Reproduce the records exactly.

RECORDS PROVIDED:
## BEGIN

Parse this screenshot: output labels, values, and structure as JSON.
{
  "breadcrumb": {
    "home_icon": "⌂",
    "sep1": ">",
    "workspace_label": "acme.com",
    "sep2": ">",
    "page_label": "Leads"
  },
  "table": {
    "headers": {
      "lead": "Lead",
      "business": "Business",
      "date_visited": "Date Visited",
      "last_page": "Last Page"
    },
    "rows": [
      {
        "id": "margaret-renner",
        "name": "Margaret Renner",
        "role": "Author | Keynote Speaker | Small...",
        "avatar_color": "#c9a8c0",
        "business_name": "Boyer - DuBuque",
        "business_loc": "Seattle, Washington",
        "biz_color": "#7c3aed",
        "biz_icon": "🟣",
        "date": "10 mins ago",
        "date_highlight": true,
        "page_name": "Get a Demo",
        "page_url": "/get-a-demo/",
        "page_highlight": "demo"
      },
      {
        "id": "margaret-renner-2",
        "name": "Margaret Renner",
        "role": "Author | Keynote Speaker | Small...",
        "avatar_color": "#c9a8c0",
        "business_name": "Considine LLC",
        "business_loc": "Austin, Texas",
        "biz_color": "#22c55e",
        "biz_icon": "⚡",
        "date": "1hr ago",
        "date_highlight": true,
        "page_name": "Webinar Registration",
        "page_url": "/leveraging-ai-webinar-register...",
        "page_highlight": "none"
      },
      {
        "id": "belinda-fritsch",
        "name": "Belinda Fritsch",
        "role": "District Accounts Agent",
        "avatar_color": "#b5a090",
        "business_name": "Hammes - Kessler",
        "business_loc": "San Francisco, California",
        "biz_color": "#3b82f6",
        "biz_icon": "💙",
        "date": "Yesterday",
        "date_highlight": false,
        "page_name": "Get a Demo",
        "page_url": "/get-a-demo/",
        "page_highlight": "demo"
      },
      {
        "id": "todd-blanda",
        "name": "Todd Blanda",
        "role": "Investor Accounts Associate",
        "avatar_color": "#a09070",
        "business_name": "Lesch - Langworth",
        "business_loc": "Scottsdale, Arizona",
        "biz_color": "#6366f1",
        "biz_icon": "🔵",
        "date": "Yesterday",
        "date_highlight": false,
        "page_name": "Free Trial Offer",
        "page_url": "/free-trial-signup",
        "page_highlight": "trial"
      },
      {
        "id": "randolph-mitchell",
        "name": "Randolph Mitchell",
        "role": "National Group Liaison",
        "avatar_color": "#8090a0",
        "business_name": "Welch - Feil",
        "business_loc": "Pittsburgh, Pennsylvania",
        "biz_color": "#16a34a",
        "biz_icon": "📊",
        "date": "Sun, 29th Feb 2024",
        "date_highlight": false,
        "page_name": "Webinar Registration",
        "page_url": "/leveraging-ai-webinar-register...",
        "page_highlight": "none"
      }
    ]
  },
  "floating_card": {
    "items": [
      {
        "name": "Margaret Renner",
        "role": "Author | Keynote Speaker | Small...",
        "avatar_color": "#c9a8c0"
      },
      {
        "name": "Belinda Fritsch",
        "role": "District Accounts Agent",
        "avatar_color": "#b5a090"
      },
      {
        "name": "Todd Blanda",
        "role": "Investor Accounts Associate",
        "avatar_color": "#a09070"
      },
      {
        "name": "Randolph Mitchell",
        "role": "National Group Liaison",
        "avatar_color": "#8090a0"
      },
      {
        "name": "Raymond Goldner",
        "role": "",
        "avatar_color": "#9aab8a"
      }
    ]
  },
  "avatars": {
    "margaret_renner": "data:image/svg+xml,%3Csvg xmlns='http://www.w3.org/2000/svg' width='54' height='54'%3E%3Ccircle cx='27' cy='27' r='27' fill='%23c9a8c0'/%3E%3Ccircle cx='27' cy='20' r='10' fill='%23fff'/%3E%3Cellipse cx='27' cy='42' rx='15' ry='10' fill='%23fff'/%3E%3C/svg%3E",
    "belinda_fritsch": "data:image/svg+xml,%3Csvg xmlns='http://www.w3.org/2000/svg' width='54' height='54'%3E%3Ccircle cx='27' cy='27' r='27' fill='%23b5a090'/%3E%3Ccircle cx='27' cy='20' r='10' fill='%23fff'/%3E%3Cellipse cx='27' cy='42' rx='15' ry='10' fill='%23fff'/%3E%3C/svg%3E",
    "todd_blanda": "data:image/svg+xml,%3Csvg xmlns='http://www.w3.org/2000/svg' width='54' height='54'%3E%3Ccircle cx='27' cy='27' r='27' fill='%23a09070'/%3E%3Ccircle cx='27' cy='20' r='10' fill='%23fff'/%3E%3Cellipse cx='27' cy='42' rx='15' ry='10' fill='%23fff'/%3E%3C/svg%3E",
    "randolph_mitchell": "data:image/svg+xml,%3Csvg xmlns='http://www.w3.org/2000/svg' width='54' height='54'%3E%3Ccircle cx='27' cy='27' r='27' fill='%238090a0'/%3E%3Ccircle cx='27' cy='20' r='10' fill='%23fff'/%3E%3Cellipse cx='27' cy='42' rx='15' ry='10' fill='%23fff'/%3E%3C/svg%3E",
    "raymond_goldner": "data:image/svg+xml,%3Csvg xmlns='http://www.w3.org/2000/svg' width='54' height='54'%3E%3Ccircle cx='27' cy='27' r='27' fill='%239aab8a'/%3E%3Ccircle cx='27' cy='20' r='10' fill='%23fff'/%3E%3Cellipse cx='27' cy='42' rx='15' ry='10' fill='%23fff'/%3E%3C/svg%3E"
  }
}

## END

ANSWER TO THIS TASK:
Parse this screenshot: output labels, values, and structure as JSON.
{
  "breadcrumb": {
    "home_icon": "⌂",
    "sep1": ">",
    "workspace_label": "acme.com",
    "sep2": ">",
    "page_label": "Leads"
  },
  "table": {
    "headers": {
      "lead": "Lead",
      "business": "Business",
      "date_visited": "Date Visited",
      "last_page": "Last Page"
    },
    "rows": [
      {
        "id": "margaret-renner",
        "name": "Margaret Renner",
        "role": "Author | Keynote Speaker | Small...",
        "avatar_color": "#c9a8c0",
        "business_name": "Boyer - DuBuque",
        "business_loc": "Seattle, Washington",
        "biz_color": "#7c3aed",
        "biz_icon": "🟣",
        "date": "10 mins ago",
        "date_highlight": true,
        "page_name": "Get a Demo",
        "page_url": "/get-a-demo/",
        "page_highlight": "demo"
      },
      {
        "id": "margaret-renner-2",
        "name": "Margaret Renner",
        "role": "Author | Keynote Speaker | Small...",
        "avatar_color": "#c9a8c0",
        "business_name": "Considine LLC",
        "business_loc": "Austin, Texas",
        "biz_color": "#22c55e",
        "biz_icon": "⚡",
        "date": "1hr ago",
        "date_highlight": true,
        "page_name": "Webinar Registration",
        "page_url": "/leveraging-ai-webinar-register...",
        "page_highlight": "none"
      },
      {
        "id": "belinda-fritsch",
        "name": "Belinda Fritsch",
        "role": "District Accounts Agent",
        "avatar_color": "#b5a090",
        "business_name": "Hammes - Kessler",
        "business_loc": "San Francisco, California",
        "biz_color": "#3b82f6",
        "biz_icon": "💙",
        "date": "Yesterday",
        "date_highlight": false,
        "page_name": "Get a Demo",
        "page_url": "/get-a-demo/",
        "page_highlight": "demo"
      },
      {
        "id": "todd-blanda",
        "name": "Todd Blanda",
        "role": "Investor Accounts Associate",
        "avatar_color": "#a09070",
        "business_name": "Lesch - Langworth",
        "business_loc": "Scottsdale, Arizona",
        "biz_color": "#6366f1",
        "biz_icon": "🔵",
        "date": "Yesterday",
        "date_highlight": false,
        "page_name": "Free Trial Offer",
        "page_url": "/free-trial-signup",
        "page_highlight": "trial"
      },
      {
        "id": "randolph-mitchell",
        "name": "Randolph Mitchell",
        "role": "National Group Liaison",
        "avatar_color": "#8090a0",
        "business_name": "Welch - Feil",
        "business_loc": "Pittsburgh, Pennsylvania",
        "biz_color": "#16a34a",
        "biz_icon": "📊",
        "date": "Sun, 29th Feb 2024",
        "date_highlight": false,
        "page_name": "Webinar Registration",
        "page_url": "/leveraging-ai-webinar-register...",
        "page_highlight": "none"
      }
    ]
  },
  "floating_card": {
    "items": [
      {
        "name": "Margaret Renner",
        "role": "Author | Keynote Speaker | Small...",
        "avatar_color": "#c9a8c0"
      },
      {
        "name": "Belinda Fritsch",
        "role": "District Accounts Agent",
        "avatar_color": "#b5a090"
      },
      {
        "name": "Todd Blanda",
        "role": "Investor Accounts Associate",
        "avatar_color": "#a09070"
      },
      {
        "name": "Randolph Mitchell",
        "role": "National Group Liaison",
        "avatar_color": "#8090a0"
      },
      {
        "name": "Raymond Goldner",
        "role": "",
        "avatar_color": "#9aab8a"
      }
    ]
  },
  "avatars": {
    "margaret_renner": "data:image/svg+xml,%3Csvg xmlns='http://www.w3.org/2000/svg' width='54' height='54'%3E%3Ccircle cx='27' cy='27' r='27' fill='%23c9a8c0'/%3E%3Ccircle cx='27' cy='20' r='10' fill='%23fff'/%3E%3Cellipse cx='27' cy='42' rx='15' ry='10' fill='%23fff'/%3E%3C/svg%3E",
    "belinda_fritsch": "data:image/svg+xml,%3Csvg xmlns='http://www.w3.org/2000/svg' width='54' height='54'%3E%3Ccircle cx='27' cy='27' r='27' fill='%23b5a090'/%3E%3Ccircle cx='27' cy='20' r='10' fill='%23fff'/%3E%3Cellipse cx='27' cy='42' rx='15' ry='10' fill='%23fff'/%3E%3C/svg%3E",
    "todd_blanda": "data:image/svg+xml,%3Csvg xmlns='http://www.w3.org/2000/svg' width='54' height='54'%3E%3Ccircle cx='27' cy='27' r='27' fill='%23a09070'/%3E%3Ccircle cx='27' cy='20' r='10' fill='%23fff'/%3E%3Cellipse cx='27' cy='42' rx='15' ry='10' fill='%23fff'/%3E%3C/svg%3E",
    "randolph_mitchell": "data:image/svg+xml,%3Csvg xmlns='http://www.w3.org/2000/svg' width='54' height='54'%3E%3Ccircle cx='27' cy='27' r='27' fill='%238090a0'/%3E%3Ccircle cx='27' cy='20' r='10' fill='%23fff'/%3E%3Cellipse cx='27' cy='42' rx='15' ry='10' fill='%23fff'/%3E%3C/svg%3E",
    "raymond_goldner": "data:image/svg+xml,%3Csvg xmlns='http://www.w3.org/2000/svg' width='54' height='54'%3E%3Ccircle cx='27' cy='27' r='27' fill='%239aab8a'/%3E%3Ccircle cx='27' cy='20' r='10' fill='%23fff'/%3E%3Cellipse cx='27' cy='42' rx='15' ry='10' fill='%23fff'/%3E%3C/svg%3E"
  }
}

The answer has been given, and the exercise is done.